* _Goal of the exercise_:
Reproduce each line exactly. Skip none.

[start]

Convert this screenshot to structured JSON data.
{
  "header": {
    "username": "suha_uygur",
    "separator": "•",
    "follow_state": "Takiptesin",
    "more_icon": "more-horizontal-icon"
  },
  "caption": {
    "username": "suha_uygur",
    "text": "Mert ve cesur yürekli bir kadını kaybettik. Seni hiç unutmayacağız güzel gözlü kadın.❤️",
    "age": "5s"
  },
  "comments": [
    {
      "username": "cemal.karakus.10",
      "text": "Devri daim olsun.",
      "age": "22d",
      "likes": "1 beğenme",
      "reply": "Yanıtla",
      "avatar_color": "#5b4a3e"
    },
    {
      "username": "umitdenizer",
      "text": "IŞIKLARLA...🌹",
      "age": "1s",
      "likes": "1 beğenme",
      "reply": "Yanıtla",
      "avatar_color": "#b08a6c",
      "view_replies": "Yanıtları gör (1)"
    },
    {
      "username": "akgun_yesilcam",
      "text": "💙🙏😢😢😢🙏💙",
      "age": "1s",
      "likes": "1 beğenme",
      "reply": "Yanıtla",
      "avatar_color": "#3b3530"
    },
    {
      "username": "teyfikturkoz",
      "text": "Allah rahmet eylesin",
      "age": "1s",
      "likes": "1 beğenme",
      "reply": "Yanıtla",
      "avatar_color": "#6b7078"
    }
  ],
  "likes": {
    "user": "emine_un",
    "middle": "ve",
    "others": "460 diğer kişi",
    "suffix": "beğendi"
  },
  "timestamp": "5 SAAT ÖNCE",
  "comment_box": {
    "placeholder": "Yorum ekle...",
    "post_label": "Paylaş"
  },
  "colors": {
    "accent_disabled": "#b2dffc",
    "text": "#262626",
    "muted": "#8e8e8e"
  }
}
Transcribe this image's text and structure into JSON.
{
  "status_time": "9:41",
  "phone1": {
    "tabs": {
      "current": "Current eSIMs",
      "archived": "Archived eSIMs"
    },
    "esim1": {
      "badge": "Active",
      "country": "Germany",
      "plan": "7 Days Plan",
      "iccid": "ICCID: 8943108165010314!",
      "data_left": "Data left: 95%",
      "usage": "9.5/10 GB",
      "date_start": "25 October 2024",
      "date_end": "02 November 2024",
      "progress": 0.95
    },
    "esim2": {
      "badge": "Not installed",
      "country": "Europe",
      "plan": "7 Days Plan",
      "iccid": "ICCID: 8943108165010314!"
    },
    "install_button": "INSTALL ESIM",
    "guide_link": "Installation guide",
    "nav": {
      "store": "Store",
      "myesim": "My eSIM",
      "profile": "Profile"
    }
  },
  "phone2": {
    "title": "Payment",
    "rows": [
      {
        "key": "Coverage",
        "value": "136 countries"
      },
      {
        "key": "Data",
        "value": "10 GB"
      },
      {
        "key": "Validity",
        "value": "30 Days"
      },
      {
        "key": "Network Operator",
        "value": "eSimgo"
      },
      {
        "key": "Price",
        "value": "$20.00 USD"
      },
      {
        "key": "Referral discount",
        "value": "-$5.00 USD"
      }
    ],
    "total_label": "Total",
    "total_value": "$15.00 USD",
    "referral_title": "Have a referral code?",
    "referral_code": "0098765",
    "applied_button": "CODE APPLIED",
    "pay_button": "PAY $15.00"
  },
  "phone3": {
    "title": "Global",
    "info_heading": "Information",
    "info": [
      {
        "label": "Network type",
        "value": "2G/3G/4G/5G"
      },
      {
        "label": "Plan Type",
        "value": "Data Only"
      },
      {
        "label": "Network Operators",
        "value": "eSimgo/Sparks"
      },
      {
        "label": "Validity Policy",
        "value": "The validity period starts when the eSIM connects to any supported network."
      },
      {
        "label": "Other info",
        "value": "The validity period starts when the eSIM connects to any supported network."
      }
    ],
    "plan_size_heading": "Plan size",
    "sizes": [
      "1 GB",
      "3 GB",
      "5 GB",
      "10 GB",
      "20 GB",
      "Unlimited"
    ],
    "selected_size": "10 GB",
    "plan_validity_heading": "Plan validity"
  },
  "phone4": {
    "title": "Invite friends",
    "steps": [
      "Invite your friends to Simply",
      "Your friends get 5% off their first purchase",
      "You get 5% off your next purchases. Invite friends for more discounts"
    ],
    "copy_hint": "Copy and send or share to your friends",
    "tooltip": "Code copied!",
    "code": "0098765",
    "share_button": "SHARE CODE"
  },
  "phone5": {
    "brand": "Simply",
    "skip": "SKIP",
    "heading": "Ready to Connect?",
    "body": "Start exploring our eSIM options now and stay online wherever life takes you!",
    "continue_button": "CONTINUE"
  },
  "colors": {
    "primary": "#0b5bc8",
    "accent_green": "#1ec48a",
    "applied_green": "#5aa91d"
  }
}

[end]

* _Expected answer_:
Convert this screenshot to structured JSON data.
{
  "header": {
    "username": "suha_uygur",
    "separator": "•",
    "follow_state": "Takiptesin",
    "more_icon": "more-horizontal-icon"
  },
  "caption": {
    "username": "suha_uygur",
    "text": "Mert ve cesur yürekli bir kadını kaybettik. Seni hiç unutmayacağız güzel gözlü kadın.❤️",
    "age": "5s"
  },
  "comments": [
    {
      "username": "cemal.karakus.10",
      "text": "Devri daim olsun.",
      "age": "22d",
      "likes": "1 beğenme",
      "reply": "Yanıtla",
      "avatar_color": "#5b4a3e"
    },
    {
      "username": "umitdenizer",
      "text": "IŞIKLARLA...🌹",
      "age": "1s",
      "likes": "1 beğenme",
      "reply": "Yanıtla",
      "avatar_color": "#b08a6c",
      "view_replies": "Yanıtları gör (1)"
    },
    {
      "username": "akgun_yesilcam",
      "text": "💙🙏😢😢😢🙏💙",
      "age": "1s",
      "likes": "1 beğenme",
      "reply": "Yanıtla",
      "avatar_color": "#3b3530"
    },
    {
      "username": "teyfikturkoz",
      "text": "Allah rahmet eylesin",
      "age": "1s",
      "likes": "1 beğenme",
      "reply": "Yanıtla",
      "avatar_color": "#6b7078"
    }
  ],
  "likes": {
    "user": "emine_un",
    "middle": "ve",
    "others": "460 diğer kişi",
    "suffix": "beğendi"
  },
  "timestamp": "5 SAAT ÖNCE",
  "comment_box": {
    "placeholder": "Yorum ekle...",
    "post_label": "Paylaş"
  },
  "colors": {
    "accent_disabled": "#b2dffc",
    "text": "#262626",
    "muted": "#8e8e8e"
  }
}
Transcribe this image's text and structure into JSON.
{
  "status_time": "9:41",
  "phone1": {
    "tabs": {
      "current": "Current eSIMs",
      "archived": "Archived eSIMs"
    },
    "esim1": {
      "badge": "Active",
      "country": "Germany",
      "plan": "7 Days Plan",
      "iccid": "ICCID: 8943108165010314!",
      "data_left": "Data left: 95%",
      "usage": "9.5/10 GB",
      "date_start": "25 October 2024",
      "date_end": "02 November 2024",
      "progress": 0.95
    },
    "esim2": {
      "badge": "Not installed",
      "country": "Europe",
      "plan": "7 Days Plan",
      "iccid": "ICCID: 8943108165010314!"
    },
    "install_button": "INSTALL ESIM",
    "guide_link": "Installation guide",
    "nav": {
      "store": "Store",
      "myesim": "My eSIM",
      "profile": "Profile"
    }
  },
  "phone2": {
    "title": "Payment",
    "rows": [
      {
        "key": "Coverage",
        "value": "136 countries"
      },
      {
        "key": "Data",
        "value": "10 GB"
      },
      {
        "key": "Validity",
        "value": "30 Days"
      },
      {
        "key": "Network Operator",
        "value": "eSimgo"
      },
      {
        "key": "Price",
        "value": "$20.00 USD"
      },
      {
        "key": "Referral discount",
        "value": "-$5.00 USD"
      }
    ],
    "total_label": "Total",
    "total_value": "$15.00 USD",
    "referral_title": "Have a referral code?",
    "referral_code": "0098765",
    "applied_button": "CODE APPLIED",
    "pay_button": "PAY $15.00"
  },
  "phone3": {
    "title": "Global",
    "info_heading": "Information",
    "info": [
      {
        "label": "Network type",
        "value": "2G/3G/4G/5G"
      },
      {
        "label": "Plan Type",
        "value": "Data Only"
      },
      {
        "label": "Network Operators",
        "value": "eSimgo/Sparks"
      },
      {
        "label": "Validity Policy",
        "value": "The validity period starts when the eSIM connects to any supported network."
      },
      {
        "label": "Other info",
        "value": "The validity period starts when the eSIM connects to any supported network."
      }
    ],
    "plan_size_heading": "Plan size",
    "sizes": [
      "1 GB",
      "3 GB",
      "5 GB",
      "10 GB",
      "20 GB",
      "Unlimited"
    ],
    "selected_size": "10 GB",
    "plan_validity_heading": "Plan validity"
  },
  "phone4": {
    "title": "Invite friends",
    "steps": [
      "Invite your friends to Simply",
      "Your friends get 5% off their first purchase",
      "You get 5% off your next purchases. Invite friends for more discounts"
    ],
    "copy_hint": "Copy and send or share to your friends",
    "tooltip": "Code copied!",
    "code": "0098765",
    "share_button": "SHARE CODE"
  },
  "phone5": {
    "brand": "Simply",
    "skip": "SKIP",
    "heading": "Ready to Connect?",
    "body": "Start exploring our eSIM options now and stay online wherever life takes you!",
    "continue_button": "CONTINUE"
  },
  "colors": {
    "primary": "#0b5bc8",
    "accent_green": "#1ec48a",
    "applied_green": "#5aa91d"
  }
}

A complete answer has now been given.